--- Begin Supplied entries ---

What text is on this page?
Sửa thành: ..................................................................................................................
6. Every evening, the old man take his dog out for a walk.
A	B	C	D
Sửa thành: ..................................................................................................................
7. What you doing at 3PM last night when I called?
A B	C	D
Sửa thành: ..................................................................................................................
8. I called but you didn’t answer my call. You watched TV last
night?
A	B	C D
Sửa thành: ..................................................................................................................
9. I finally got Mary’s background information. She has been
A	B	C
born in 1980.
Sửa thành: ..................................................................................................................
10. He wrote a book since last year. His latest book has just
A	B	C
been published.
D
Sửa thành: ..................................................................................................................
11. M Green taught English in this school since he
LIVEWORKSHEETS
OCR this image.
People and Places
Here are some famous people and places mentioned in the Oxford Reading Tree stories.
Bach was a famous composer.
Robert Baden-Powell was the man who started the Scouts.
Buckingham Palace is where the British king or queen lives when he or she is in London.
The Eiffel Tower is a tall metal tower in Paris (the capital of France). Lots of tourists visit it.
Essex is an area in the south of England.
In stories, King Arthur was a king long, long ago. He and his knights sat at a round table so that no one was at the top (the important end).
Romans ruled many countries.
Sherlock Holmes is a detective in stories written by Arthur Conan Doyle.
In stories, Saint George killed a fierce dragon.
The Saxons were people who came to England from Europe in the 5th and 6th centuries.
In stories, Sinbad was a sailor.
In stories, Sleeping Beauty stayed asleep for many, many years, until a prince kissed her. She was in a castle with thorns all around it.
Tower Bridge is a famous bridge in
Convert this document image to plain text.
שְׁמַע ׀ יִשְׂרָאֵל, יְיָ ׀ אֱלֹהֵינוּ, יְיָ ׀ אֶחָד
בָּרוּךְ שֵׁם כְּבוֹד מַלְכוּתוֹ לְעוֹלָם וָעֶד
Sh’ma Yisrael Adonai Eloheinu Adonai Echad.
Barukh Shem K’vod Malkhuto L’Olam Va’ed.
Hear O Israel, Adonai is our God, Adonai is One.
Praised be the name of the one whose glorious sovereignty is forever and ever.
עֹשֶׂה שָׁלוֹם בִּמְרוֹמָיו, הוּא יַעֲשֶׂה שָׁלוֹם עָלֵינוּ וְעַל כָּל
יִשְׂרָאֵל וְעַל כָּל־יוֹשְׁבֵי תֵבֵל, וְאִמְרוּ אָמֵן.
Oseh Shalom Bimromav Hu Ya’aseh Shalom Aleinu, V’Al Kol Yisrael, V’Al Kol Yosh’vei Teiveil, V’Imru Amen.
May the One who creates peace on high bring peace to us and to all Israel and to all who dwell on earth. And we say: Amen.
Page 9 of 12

--- End Supplied entries ---

* Stated task *
Copy out the whole listing exactly as written.

* Worked answer *
What text is on this page?
Sửa thành: ..................................................................................................................
6. Every evening, the old man take his dog out for a walk.
A	B	C	D
Sửa thành: ..................................................................................................................
7. What you doing at 3PM last night when I called?
A B	C	D
Sửa thành: ..................................................................................................................
8. I called but you didn’t answer my call. You watched TV last
night?
A	B	C D
Sửa thành: ..................................................................................................................
9. I finally got Mary’s background information. She has been
A	B	C
born in 1980.
Sửa thành: ..................................................................................................................
10. He wrote a book since last year. His latest book has just
A	B	C
been published.
D
Sửa thành: ..................................................................................................................
11. M Green taught English in this school since he
LIVEWORKSHEETS
OCR this image.
People and Places
Here are some famous people and places mentioned in the Oxford Reading Tree stories.
Bach was a famous composer.
Robert Baden-Powell was the man who started the Scouts.
Buckingham Palace is where the British king or queen lives when he or she is in London.
The Eiffel Tower is a tall metal tower in Paris (the capital of France). Lots of tourists visit it.
Essex is an area in the south of England.
In stories, King Arthur was a king long, long ago. He and his knights sat at a round table so that no one was at the top (the important end).
Romans ruled many countries.
Sherlock Holmes is a detective in stories written by Arthur Conan Doyle.
In stories, Saint George killed a fierce dragon.
The Saxons were people who came to England from Europe in the 5th and 6th centuries.
In stories, Sinbad was a sailor.
In stories, Sleeping Beauty stayed asleep for many, many years, until a prince kissed her. She was in a castle with thorns all around it.
Tower Bridge is a famous bridge in
Convert this document image to plain text.
שְׁמַע ׀ יִשְׂרָאֵל, יְיָ ׀ אֱלֹהֵינוּ, יְיָ ׀ אֶחָד
בָּרוּךְ שֵׁם כְּבוֹד מַלְכוּתוֹ לְעוֹלָם וָעֶד
Sh’ma Yisrael Adonai Eloheinu Adonai Echad.
Barukh Shem K’vod Malkhuto L’Olam Va’ed.
Hear O Israel, Adonai is our God, Adonai is One.
Praised be the name of the one whose glorious sovereignty is forever and ever.
עֹשֶׂה שָׁלוֹם בִּמְרוֹמָיו, הוּא יַעֲשֶׂה שָׁלוֹם עָלֵינוּ וְעַל כָּל
יִשְׂרָאֵל וְעַל כָּל־יוֹשְׁבֵי תֵבֵל, וְאִמְרוּ אָמֵן.
Oseh Shalom Bimromav Hu Ya’aseh Shalom Aleinu, V’Al Kol Yisrael, V’Al Kol Yosh’vei Teiveil, V’Imru Amen.
May the One who creates peace on high bring peace to us and to all Israel and to all who dwell on earth. And we say: Amen.
Page 9 of 12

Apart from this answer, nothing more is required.